-- Start of Dataset rows --
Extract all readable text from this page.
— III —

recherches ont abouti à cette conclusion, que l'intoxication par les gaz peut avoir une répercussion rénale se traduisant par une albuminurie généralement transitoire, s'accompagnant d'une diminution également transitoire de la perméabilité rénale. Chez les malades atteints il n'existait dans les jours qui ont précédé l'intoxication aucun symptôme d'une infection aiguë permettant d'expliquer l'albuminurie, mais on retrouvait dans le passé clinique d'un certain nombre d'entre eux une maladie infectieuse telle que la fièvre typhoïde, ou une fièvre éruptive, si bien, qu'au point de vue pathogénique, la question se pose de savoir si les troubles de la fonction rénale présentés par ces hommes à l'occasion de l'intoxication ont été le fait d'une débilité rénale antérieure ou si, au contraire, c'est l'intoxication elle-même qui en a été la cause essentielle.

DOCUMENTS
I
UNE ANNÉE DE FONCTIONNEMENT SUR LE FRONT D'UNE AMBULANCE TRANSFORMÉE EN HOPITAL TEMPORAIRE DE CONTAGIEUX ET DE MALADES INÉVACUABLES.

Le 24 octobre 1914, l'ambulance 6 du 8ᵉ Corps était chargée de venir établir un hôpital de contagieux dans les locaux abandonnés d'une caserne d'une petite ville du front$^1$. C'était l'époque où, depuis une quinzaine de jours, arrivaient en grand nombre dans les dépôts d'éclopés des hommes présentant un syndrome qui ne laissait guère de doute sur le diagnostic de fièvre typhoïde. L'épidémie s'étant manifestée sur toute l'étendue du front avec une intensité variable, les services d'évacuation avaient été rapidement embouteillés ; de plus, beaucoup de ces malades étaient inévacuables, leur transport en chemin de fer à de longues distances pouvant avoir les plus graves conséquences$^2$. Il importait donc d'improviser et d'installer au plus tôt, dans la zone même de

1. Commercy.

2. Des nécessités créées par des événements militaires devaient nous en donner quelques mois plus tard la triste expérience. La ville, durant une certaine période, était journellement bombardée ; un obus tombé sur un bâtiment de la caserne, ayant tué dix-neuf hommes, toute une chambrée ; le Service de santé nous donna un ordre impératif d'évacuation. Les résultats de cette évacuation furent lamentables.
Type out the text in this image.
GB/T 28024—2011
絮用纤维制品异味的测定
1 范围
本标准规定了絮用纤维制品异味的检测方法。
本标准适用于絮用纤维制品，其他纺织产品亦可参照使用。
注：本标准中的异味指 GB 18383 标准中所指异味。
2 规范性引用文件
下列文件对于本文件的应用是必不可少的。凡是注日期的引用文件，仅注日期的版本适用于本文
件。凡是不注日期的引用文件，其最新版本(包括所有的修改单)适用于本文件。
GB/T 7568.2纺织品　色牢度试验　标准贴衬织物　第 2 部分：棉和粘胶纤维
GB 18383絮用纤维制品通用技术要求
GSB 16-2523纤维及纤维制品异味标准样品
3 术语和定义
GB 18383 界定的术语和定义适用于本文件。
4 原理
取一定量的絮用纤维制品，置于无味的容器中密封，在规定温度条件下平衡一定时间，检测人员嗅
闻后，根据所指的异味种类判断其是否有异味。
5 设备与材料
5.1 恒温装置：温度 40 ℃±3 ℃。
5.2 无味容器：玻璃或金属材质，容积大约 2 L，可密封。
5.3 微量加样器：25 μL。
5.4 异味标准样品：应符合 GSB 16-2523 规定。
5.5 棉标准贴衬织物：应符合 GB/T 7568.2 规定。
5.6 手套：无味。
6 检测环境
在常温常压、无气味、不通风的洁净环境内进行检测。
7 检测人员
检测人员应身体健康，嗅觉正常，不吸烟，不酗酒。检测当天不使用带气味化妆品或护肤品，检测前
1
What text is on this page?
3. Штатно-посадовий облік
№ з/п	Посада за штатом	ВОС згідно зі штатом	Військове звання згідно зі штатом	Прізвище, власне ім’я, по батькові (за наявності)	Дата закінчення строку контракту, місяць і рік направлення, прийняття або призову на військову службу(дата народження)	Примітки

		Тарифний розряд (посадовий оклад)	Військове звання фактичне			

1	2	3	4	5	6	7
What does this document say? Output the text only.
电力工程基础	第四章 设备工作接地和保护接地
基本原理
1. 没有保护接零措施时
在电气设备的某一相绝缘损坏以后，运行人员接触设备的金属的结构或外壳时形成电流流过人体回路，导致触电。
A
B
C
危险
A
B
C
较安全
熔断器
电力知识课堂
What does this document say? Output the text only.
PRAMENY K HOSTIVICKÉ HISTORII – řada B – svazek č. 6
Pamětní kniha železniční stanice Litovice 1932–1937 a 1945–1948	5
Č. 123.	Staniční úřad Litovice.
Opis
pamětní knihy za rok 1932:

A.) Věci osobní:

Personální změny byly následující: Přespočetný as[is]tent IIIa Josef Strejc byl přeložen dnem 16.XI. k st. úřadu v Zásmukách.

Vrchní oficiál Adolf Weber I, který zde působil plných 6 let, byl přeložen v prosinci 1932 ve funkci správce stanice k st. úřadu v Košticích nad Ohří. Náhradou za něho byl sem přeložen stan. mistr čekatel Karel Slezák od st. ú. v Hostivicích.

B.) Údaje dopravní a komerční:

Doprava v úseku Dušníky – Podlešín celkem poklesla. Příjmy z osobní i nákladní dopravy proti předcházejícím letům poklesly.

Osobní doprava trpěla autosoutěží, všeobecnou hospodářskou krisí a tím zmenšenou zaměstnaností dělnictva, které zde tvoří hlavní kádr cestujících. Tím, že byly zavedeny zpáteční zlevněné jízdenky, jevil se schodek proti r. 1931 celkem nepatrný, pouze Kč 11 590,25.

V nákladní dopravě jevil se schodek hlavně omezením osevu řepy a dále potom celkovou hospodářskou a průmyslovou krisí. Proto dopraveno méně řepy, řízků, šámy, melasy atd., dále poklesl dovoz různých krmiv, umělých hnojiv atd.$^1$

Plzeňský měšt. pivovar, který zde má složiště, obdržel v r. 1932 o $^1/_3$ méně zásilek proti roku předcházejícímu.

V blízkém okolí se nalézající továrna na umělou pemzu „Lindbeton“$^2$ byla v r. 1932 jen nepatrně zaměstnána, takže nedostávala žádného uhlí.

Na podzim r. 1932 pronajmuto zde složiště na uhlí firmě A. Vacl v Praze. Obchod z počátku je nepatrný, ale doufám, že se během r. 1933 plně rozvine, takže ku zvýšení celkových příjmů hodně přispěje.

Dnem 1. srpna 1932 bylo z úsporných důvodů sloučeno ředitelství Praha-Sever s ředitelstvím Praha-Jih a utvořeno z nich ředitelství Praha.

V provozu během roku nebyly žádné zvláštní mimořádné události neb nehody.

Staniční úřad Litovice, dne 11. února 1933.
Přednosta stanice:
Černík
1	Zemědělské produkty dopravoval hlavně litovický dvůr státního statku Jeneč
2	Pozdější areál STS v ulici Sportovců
-- End of Dataset rows --
### Exercise requirements
Copy out each line exactly.

### The solution
Extract all readable text from this page.
— III —

recherches ont abouti à cette conclusion, que l'intoxication par les gaz peut avoir une répercussion rénale se traduisant par une albuminurie généralement transitoire, s'accompagnant d'une diminution également transitoire de la perméabilité rénale. Chez les malades atteints il n'existait dans les jours qui ont précédé l'intoxication aucun symptôme d'une infection aiguë permettant d'expliquer l'albuminurie, mais on retrouvait dans le passé clinique d'un certain nombre d'entre eux une maladie infectieuse telle que la fièvre typhoïde, ou une fièvre éruptive, si bien, qu'au point de vue pathogénique, la question se pose de savoir si les troubles de la fonction rénale présentés par ces hommes à l'occasion de l'intoxication ont été le fait d'une débilité rénale antérieure ou si, au contraire, c'est l'intoxication elle-même qui en a été la cause essentielle.

DOCUMENTS
I
UNE ANNÉE DE FONCTIONNEMENT SUR LE FRONT D'UNE AMBULANCE TRANSFORMÉE EN HOPITAL TEMPORAIRE DE CONTAGIEUX ET DE MALADES INÉVACUABLES.

Le 24 octobre 1914, l'ambulance 6 du 8ᵉ Corps était chargée de venir établir un hôpital de contagieux dans les locaux abandonnés d'une caserne d'une petite ville du front$^1$. C'était l'époque où, depuis une quinzaine de jours, arrivaient en grand nombre dans les dépôts d'éclopés des hommes présentant un syndrome qui ne laissait guère de doute sur le diagnostic de fièvre typhoïde. L'épidémie s'étant manifestée sur toute l'étendue du front avec une intensité variable, les services d'évacuation avaient été rapidement embouteillés ; de plus, beaucoup de ces malades étaient inévacuables, leur transport en chemin de fer à de longues distances pouvant avoir les plus graves conséquences$^2$. Il importait donc d'improviser et d'installer au plus tôt, dans la zone même de

1. Commercy.

2. Des nécessités créées par des événements militaires devaient nous en donner quelques mois plus tard la triste expérience. La ville, durant une certaine période, était journellement bombardée ; un obus tombé sur un bâtiment de la caserne, ayant tué dix-neuf hommes, toute une chambrée ; le Service de santé nous donna un ordre impératif d'évacuation. Les résultats de cette évacuation furent lamentables.
Type out the text in this image.
GB/T 28024—2011
絮用纤维制品异味的测定
1 范围
本标准规定了絮用纤维制品异味的检测方法。
本标准适用于絮用纤维制品，其他纺织产品亦可参照使用。
注：本标准中的异味指 GB 18383 标准中所指异味。
2 规范性引用文件
下列文件对于本文件的应用是必不可少的。凡是注日期的引用文件，仅注日期的版本适用于本文
件。凡是不注日期的引用文件，其最新版本(包括所有的修改单)适用于本文件。
GB/T 7568.2纺织品　色牢度试验　标准贴衬织物　第 2 部分：棉和粘胶纤维
GB 18383絮用纤维制品通用技术要求
GSB 16-2523纤维及纤维制品异味标准样品
3 术语和定义
GB 18383 界定的术语和定义适用于本文件。
4 原理
取一定量的絮用纤维制品，置于无味的容器中密封，在规定温度条件下平衡一定时间，检测人员嗅
闻后，根据所指的异味种类判断其是否有异味。
5 设备与材料
5.1 恒温装置：温度 40 ℃±3 ℃。
5.2 无味容器：玻璃或金属材质，容积大约 2 L，可密封。
5.3 微量加样器：25 μL。
5.4 异味标准样品：应符合 GSB 16-2523 规定。
5.5 棉标准贴衬织物：应符合 GB/T 7568.2 规定。
5.6 手套：无味。
6 检测环境
在常温常压、无气味、不通风的洁净环境内进行检测。
7 检测人员
检测人员应身体健康，嗅觉正常，不吸烟，不酗酒。检测当天不使用带气味化妆品或护肤品，检测前
1
What text is on this page?
3. Штатно-посадовий облік
№ з/п	Посада за штатом	ВОС згідно зі штатом	Військове звання згідно зі штатом	Прізвище, власне ім’я, по батькові (за наявності)	Дата закінчення строку контракту, місяць і рік направлення, прийняття або призову на військову службу(дата народження)	Примітки

		Тарифний розряд (посадовий оклад)	Військове звання фактичне			

1	2	3	4	5	6	7
What does this document say? Output the text only.
电力工程基础	第四章 设备工作接地和保护接地
基本原理
1. 没有保护接零措施时
在电气设备的某一相绝缘损坏以后，运行人员接触设备的金属的结构或外壳时形成电流流过人体回路，导致触电。
A
B
C
危险
A
B
C
较安全
熔断器
电力知识课堂
What does this document say? Output the text only.
PRAMENY K HOSTIVICKÉ HISTORII – řada B – svazek č. 6
Pamětní kniha železniční stanice Litovice 1932–1937 a 1945–1948	5
Č. 123.	Staniční úřad Litovice.
Opis
pamětní knihy za rok 1932:

A.) Věci osobní:

Personální změny byly následující: Přespočetný as[is]tent IIIa Josef Strejc byl přeložen dnem 16.XI. k st. úřadu v Zásmukách.

Vrchní oficiál Adolf Weber I, který zde působil plných 6 let, byl přeložen v prosinci 1932 ve funkci správce stanice k st. úřadu v Košticích nad Ohří. Náhradou za něho byl sem přeložen stan. mistr čekatel Karel Slezák od st. ú. v Hostivicích.

B.) Údaje dopravní a komerční:

Doprava v úseku Dušníky – Podlešín celkem poklesla. Příjmy z osobní i nákladní dopravy proti předcházejícím letům poklesly.

Osobní doprava trpěla autosoutěží, všeobecnou hospodářskou krisí a tím zmenšenou zaměstnaností dělnictva, které zde tvoří hlavní kádr cestujících. Tím, že byly zavedeny zpáteční zlevněné jízdenky, jevil se schodek proti r. 1931 celkem nepatrný, pouze Kč 11 590,25.

V nákladní dopravě jevil se schodek hlavně omezením osevu řepy a dále potom celkovou hospodářskou a průmyslovou krisí. Proto dopraveno méně řepy, řízků, šámy, melasy atd., dále poklesl dovoz různých krmiv, umělých hnojiv atd.$^1$

Plzeňský měšt. pivovar, který zde má složiště, obdržel v r. 1932 o $^1/_3$ méně zásilek proti roku předcházejícímu.

V blízkém okolí se nalézající továrna na umělou pemzu „Lindbeton“$^2$ byla v r. 1932 jen nepatrně zaměstnána, takže nedostávala žádného uhlí.

Na podzim r. 1932 pronajmuto zde složiště na uhlí firmě A. Vacl v Praze. Obchod z počátku je nepatrný, ale doufám, že se během r. 1933 plně rozvine, takže ku zvýšení celkových příjmů hodně přispěje.

Dnem 1. srpna 1932 bylo z úsporných důvodů sloučeno ředitelství Praha-Sever s ředitelstvím Praha-Jih a utvořeno z nich ředitelství Praha.

V provozu během roku nebyly žádné zvláštní mimořádné události neb nehody.

Staniční úřad Litovice, dne 11. února 1933.
Přednosta stanice:
Černík
1	Zemědělské produkty dopravoval hlavně litovický dvůr státního statku Jeneč
2	Pozdější areál STS v ulici Sportovců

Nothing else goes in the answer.